Exercise details ->
Present the listing from its start through the line containing "phase-pick-label: iS 2" as a Markdown table with the columns "Row" and "Line", omitting blank lines.

(Collected data)

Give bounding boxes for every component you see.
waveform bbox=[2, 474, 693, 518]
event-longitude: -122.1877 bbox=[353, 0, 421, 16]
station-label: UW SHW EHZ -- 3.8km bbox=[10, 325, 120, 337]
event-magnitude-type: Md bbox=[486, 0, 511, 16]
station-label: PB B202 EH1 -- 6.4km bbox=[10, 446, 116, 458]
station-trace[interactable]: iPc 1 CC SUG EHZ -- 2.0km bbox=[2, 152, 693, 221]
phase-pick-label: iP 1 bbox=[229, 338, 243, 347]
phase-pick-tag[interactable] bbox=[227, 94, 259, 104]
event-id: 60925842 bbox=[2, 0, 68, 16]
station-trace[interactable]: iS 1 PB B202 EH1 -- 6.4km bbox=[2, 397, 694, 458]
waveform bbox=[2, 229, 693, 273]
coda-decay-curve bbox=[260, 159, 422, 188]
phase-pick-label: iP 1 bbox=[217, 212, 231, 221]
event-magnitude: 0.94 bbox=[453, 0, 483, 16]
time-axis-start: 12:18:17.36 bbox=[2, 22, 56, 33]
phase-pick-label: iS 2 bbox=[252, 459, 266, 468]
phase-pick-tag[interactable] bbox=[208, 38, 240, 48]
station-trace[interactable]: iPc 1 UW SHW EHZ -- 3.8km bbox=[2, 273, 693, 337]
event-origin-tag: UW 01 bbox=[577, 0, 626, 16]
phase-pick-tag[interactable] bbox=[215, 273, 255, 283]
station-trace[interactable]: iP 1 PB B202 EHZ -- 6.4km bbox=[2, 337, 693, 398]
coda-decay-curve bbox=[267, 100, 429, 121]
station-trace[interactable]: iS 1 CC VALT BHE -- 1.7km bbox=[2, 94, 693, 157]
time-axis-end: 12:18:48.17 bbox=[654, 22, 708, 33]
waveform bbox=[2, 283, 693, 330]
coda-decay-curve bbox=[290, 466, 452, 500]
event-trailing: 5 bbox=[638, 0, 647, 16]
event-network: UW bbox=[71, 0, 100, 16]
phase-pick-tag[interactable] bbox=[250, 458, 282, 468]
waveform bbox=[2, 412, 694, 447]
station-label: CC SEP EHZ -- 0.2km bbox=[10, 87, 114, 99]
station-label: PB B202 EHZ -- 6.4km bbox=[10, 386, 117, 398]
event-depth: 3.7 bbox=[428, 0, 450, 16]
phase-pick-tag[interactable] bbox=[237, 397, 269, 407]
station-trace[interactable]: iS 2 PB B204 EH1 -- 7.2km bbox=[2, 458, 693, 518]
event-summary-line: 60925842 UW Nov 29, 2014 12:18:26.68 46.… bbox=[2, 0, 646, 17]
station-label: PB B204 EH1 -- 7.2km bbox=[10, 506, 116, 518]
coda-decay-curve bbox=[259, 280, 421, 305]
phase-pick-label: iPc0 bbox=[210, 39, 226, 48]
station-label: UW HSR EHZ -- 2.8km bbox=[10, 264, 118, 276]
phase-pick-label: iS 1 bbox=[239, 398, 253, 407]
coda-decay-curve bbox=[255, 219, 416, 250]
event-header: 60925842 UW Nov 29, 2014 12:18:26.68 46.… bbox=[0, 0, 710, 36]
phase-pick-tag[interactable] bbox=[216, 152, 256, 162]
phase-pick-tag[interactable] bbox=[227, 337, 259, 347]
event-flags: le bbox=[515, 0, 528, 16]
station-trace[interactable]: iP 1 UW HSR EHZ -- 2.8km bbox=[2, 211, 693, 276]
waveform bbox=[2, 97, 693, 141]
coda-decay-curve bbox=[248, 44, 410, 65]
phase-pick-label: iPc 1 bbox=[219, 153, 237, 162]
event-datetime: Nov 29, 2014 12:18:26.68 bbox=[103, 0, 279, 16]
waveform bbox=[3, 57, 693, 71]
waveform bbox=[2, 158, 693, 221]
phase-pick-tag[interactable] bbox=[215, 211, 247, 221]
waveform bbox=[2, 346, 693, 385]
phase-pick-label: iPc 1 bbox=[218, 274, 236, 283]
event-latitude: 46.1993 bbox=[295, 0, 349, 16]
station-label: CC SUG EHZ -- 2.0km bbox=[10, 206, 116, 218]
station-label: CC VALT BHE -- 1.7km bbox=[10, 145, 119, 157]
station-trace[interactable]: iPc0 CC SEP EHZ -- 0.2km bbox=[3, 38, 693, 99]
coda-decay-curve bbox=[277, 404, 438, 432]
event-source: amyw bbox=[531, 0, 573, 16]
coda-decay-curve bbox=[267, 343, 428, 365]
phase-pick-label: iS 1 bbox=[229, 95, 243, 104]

Task answer ->
| Row | Line |
|---|---|
| 1 | Give bounding boxes for every component you see. |
| 2 | waveform bbox=[2, 474, 693, 518] |
| 3 | event-longitude: -122.1877 bbox=[353, 0, 421, 16] |
| 4 | station-label: UW SHW EHZ -- 3.8km bbox=[10, 325, 120, 337] |
| 5 | event-magnitude-type: Md bbox=[486, 0, 511, 16] |
| 6 | station-label: PB B202 EH1 -- 6.4km bbox=[10, 446, 116, 458] |
| 7 | station-trace[interactable]: iPc 1 CC SUG EHZ -- 2.0km bbox=[2, 152, 693, 221] |
| 8 | phase-pick-label: iP 1 bbox=[229, 338, 243, 347] |
| 9 | phase-pick-tag[interactable] bbox=[227, 94, 259, 104] |
| 10 | event-id: 60925842 bbox=[2, 0, 68, 16] |
| 11 | station-trace[interactable]: iS 1 PB B202 EH1 -- 6.4km bbox=[2, 397, 694, 458] |
| 12 | waveform bbox=[2, 229, 693, 273] |
| 13 | coda-decay-curve bbox=[260, 159, 422, 188] |
| 14 | phase-pick-label: iP 1 bbox=[217, 212, 231, 221] |
| 15 | event-magnitude: 0.94 bbox=[453, 0, 483, 16] |
| 16 | time-axis-start: 12:18:17.36 bbox=[2, 22, 56, 33] |
| 17 | phase-pick-label: iS 2 bbox=[252, 459, 266, 468] |